_Aim of the exercise_
Everything from the line that contains "Read out every word on this page." through the last line of the listing must be copied exactly, with both of those lines included and no others.

Stored data:
----------

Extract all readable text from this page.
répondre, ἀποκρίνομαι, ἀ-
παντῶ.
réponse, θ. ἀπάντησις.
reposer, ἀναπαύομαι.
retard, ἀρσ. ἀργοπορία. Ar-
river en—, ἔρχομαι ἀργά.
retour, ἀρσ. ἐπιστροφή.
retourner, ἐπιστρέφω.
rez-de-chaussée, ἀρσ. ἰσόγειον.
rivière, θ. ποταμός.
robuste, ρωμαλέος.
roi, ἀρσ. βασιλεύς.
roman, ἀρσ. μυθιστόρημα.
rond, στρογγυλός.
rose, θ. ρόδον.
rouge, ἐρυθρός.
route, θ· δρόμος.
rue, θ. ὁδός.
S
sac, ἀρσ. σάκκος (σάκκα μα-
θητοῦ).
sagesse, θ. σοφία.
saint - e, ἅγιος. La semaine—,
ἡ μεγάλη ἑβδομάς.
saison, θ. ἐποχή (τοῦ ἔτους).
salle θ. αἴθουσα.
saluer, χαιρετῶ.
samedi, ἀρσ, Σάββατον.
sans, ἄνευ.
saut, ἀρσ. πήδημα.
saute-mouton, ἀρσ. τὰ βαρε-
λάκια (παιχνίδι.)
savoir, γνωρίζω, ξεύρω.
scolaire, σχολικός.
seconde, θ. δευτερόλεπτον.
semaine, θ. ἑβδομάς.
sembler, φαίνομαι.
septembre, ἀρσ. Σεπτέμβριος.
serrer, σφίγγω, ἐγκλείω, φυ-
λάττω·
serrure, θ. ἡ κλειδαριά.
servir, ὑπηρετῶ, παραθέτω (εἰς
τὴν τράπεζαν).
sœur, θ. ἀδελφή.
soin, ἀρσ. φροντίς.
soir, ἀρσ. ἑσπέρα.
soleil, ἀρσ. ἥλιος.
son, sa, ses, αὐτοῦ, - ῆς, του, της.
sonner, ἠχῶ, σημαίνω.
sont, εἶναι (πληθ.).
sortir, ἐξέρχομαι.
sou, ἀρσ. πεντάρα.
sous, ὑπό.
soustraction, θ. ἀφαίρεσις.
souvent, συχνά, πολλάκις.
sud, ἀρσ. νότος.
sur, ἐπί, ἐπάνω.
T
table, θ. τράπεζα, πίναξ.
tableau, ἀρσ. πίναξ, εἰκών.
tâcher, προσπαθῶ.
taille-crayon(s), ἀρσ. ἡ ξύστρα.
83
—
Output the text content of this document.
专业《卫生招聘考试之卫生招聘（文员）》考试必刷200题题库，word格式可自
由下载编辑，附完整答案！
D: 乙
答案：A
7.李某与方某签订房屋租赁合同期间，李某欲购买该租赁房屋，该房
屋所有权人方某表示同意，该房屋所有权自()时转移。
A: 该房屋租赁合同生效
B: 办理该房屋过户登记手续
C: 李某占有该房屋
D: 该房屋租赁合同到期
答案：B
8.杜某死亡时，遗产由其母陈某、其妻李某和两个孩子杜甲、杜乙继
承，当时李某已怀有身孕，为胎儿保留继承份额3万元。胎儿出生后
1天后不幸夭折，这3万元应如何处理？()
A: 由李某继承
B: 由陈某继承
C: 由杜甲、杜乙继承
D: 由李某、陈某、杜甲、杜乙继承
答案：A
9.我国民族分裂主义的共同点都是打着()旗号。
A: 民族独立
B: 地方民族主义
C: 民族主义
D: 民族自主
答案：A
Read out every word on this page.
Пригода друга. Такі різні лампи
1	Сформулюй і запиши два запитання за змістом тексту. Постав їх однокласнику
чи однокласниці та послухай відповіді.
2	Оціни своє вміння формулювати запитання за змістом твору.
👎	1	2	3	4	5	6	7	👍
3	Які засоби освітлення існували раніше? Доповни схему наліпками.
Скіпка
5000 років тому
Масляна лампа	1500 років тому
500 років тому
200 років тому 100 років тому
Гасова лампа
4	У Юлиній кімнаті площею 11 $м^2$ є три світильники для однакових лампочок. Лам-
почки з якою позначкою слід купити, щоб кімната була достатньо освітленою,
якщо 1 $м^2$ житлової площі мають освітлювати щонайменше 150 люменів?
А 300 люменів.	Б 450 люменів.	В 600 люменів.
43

----------

_Finished exercise_
Read out every word on this page.
Пригода друга. Такі різні лампи
1	Сформулюй і запиши два запитання за змістом тексту. Постав їх однокласнику
чи однокласниці та послухай відповіді.
2	Оціни своє вміння формулювати запитання за змістом твору.
👎	1	2	3	4	5	6	7	👍
3	Які засоби освітлення існували раніше? Доповни схему наліпками.
Скіпка
5000 років тому
Масляна лампа	1500 років тому
500 років тому
200 років тому 100 років тому
Гасова лампа
4	У Юлиній кімнаті площею 11 $м^2$ є три світильники для однакових лампочок. Лам-
почки з якою позначкою слід купити, щоб кімната була достатньо освітленою,
якщо 1 $м^2$ житлової площі мають освітлювати щонайменше 150 люменів?
А 300 люменів.	Б 450 люменів.	В 600 люменів.
43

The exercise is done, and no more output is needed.